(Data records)
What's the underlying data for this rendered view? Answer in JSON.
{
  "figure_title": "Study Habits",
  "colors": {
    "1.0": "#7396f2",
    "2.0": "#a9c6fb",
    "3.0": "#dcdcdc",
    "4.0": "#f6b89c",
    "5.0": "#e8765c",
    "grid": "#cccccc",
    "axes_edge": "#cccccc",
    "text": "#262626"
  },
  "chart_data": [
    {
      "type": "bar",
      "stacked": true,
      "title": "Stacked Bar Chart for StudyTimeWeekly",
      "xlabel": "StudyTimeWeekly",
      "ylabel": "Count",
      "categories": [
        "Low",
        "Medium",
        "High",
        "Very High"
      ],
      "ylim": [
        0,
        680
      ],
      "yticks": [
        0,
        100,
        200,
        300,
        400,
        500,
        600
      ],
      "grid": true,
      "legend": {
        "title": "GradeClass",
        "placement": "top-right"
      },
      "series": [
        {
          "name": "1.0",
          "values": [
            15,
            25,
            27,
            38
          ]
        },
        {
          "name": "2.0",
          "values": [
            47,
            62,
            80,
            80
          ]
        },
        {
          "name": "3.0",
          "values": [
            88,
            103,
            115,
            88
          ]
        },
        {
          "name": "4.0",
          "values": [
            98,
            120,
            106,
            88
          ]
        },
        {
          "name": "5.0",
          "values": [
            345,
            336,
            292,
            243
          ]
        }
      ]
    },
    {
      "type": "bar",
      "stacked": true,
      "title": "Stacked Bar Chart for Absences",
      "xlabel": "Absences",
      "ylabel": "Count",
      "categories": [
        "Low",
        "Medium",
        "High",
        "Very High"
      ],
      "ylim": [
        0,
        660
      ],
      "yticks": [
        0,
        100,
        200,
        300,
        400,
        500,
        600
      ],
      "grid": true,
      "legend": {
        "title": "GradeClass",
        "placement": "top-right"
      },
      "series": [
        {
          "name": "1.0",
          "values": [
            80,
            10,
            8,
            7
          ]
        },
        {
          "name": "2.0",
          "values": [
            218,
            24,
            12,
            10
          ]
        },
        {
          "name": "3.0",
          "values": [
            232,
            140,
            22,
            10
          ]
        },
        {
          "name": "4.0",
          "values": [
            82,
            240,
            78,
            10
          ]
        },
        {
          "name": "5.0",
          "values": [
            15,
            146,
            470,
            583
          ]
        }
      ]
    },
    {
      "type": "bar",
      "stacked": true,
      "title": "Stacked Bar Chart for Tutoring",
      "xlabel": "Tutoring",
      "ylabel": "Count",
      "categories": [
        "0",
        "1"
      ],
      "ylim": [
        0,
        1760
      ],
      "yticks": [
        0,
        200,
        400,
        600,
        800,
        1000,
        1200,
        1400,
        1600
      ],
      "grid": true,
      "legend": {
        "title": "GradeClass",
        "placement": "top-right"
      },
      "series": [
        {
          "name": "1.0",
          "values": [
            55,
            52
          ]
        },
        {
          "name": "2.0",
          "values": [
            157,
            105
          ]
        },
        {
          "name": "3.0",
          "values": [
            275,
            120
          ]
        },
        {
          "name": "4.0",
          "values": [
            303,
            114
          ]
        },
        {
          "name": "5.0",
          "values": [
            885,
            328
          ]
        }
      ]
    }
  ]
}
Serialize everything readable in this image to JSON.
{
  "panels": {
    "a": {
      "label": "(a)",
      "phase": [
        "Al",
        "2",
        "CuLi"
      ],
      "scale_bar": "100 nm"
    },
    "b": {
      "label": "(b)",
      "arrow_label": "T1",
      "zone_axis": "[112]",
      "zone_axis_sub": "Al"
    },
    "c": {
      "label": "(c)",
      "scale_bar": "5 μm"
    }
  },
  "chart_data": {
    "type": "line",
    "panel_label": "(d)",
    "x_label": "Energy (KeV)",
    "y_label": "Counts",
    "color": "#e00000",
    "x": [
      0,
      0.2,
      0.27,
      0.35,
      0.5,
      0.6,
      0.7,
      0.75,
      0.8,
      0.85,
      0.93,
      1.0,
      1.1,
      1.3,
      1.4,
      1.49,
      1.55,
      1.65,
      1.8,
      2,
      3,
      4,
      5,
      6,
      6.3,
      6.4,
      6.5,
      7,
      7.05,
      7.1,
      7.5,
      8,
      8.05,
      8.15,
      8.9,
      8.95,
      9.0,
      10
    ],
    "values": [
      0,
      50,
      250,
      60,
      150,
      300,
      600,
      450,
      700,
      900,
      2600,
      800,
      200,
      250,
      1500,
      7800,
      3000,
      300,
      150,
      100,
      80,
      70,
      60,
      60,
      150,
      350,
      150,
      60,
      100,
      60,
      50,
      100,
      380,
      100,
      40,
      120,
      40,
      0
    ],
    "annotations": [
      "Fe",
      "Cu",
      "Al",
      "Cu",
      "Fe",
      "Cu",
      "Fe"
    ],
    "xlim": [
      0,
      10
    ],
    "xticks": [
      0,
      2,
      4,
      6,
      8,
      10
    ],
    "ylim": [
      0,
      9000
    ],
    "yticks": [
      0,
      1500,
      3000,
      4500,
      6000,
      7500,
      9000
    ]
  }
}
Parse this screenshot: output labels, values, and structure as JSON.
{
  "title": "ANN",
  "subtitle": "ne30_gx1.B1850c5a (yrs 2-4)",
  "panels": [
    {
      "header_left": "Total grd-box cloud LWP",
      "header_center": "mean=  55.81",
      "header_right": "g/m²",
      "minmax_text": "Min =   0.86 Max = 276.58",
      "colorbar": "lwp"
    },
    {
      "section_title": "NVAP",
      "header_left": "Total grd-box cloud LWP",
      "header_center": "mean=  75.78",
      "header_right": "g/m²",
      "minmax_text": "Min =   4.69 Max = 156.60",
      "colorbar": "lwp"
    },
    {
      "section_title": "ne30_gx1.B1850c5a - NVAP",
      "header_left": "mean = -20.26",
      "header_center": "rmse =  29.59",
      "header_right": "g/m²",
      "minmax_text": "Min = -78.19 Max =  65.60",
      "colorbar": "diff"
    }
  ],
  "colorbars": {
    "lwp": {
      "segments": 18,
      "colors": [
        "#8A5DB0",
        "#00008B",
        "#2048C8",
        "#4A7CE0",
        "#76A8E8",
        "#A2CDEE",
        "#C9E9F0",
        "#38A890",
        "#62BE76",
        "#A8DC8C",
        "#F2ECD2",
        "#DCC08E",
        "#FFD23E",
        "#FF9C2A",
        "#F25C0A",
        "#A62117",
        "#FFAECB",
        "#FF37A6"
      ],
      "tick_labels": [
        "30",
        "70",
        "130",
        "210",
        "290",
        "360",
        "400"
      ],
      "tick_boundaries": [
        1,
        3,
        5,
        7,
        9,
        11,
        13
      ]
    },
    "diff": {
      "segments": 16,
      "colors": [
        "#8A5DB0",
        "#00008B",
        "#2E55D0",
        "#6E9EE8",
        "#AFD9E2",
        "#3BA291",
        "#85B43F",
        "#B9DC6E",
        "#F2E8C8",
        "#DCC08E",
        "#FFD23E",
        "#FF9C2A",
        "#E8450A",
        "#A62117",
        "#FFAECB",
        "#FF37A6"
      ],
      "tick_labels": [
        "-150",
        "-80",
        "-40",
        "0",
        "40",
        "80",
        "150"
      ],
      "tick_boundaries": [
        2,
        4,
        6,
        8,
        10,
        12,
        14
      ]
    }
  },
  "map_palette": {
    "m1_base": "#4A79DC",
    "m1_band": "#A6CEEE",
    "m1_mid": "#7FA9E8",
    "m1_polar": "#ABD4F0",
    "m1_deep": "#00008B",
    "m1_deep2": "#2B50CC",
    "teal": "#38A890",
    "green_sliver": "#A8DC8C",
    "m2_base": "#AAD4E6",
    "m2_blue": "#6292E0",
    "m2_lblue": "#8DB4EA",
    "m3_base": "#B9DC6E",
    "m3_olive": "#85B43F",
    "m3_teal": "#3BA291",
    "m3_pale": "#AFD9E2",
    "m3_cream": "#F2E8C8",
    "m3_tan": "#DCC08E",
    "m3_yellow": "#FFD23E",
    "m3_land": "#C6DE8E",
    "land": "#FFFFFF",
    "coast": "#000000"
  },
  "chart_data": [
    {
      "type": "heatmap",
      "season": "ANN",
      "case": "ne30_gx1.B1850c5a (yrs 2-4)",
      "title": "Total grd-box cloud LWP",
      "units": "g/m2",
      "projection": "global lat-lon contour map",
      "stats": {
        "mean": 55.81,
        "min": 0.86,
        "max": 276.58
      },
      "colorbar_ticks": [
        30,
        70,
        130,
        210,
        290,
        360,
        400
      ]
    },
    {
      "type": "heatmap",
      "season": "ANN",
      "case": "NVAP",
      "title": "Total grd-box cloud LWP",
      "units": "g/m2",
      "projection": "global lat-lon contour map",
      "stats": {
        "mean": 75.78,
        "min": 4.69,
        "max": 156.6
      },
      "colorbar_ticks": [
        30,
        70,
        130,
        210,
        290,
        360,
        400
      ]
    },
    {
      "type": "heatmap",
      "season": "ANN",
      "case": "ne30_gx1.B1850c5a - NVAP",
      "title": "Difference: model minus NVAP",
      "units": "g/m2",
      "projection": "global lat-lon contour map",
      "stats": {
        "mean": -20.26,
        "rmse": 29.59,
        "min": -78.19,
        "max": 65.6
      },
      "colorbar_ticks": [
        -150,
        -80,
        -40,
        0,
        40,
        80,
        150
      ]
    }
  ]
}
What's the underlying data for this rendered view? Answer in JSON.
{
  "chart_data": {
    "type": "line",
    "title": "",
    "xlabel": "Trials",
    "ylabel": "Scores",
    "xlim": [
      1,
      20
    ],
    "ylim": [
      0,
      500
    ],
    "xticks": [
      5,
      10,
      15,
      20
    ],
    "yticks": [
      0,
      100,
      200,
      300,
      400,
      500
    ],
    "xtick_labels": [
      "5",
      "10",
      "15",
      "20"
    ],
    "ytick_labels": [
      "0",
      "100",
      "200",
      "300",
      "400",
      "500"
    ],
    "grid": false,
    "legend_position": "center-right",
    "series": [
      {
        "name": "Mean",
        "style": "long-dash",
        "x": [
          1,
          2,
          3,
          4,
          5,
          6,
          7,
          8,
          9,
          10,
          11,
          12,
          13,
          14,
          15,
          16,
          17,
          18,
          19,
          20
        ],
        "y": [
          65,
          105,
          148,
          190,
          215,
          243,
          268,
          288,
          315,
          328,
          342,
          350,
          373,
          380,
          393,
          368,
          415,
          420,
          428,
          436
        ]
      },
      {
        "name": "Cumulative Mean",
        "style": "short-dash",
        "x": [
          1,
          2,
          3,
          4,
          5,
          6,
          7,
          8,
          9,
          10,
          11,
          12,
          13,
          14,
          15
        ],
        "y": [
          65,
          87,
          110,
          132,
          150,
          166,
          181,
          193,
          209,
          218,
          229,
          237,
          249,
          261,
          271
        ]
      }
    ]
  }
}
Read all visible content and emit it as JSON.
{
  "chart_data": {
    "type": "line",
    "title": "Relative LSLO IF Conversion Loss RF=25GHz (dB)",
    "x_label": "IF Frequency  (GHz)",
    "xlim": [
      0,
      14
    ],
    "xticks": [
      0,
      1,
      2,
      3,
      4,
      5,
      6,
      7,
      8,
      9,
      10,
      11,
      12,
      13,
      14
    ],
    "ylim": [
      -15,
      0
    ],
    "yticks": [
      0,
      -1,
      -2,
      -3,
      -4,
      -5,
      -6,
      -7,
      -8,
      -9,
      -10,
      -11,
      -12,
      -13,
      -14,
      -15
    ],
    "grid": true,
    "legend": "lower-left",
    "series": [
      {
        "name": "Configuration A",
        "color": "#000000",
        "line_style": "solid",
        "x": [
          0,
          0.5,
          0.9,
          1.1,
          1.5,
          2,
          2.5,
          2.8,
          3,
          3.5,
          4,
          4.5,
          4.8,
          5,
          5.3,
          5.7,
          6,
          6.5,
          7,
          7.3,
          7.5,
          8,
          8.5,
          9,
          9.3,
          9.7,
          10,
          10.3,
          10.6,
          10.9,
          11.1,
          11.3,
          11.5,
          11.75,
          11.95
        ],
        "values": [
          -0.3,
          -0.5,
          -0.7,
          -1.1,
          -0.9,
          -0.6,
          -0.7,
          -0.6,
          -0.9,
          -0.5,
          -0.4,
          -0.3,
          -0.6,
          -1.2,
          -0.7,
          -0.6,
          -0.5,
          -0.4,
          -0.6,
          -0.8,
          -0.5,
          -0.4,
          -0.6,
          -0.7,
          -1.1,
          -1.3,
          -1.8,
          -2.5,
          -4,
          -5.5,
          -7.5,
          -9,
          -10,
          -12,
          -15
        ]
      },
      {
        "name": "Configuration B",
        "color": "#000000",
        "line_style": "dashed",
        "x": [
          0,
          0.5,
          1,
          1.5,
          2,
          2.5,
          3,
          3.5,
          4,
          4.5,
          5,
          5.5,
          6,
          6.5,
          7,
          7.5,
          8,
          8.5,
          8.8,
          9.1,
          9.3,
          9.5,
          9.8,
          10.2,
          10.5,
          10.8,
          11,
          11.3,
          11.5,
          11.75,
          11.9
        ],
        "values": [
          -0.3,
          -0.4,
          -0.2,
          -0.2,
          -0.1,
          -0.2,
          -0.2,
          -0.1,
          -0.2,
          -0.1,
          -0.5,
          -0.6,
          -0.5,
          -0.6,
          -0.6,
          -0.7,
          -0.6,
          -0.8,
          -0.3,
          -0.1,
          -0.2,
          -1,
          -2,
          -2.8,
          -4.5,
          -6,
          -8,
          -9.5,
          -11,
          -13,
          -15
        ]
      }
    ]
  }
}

## What you are asked to do
Show all lines from the data above in which the word "Absences" appears.

## Answer to the task
      "title": "Stacked Bar Chart for Absences",
      "xlabel": "Absences",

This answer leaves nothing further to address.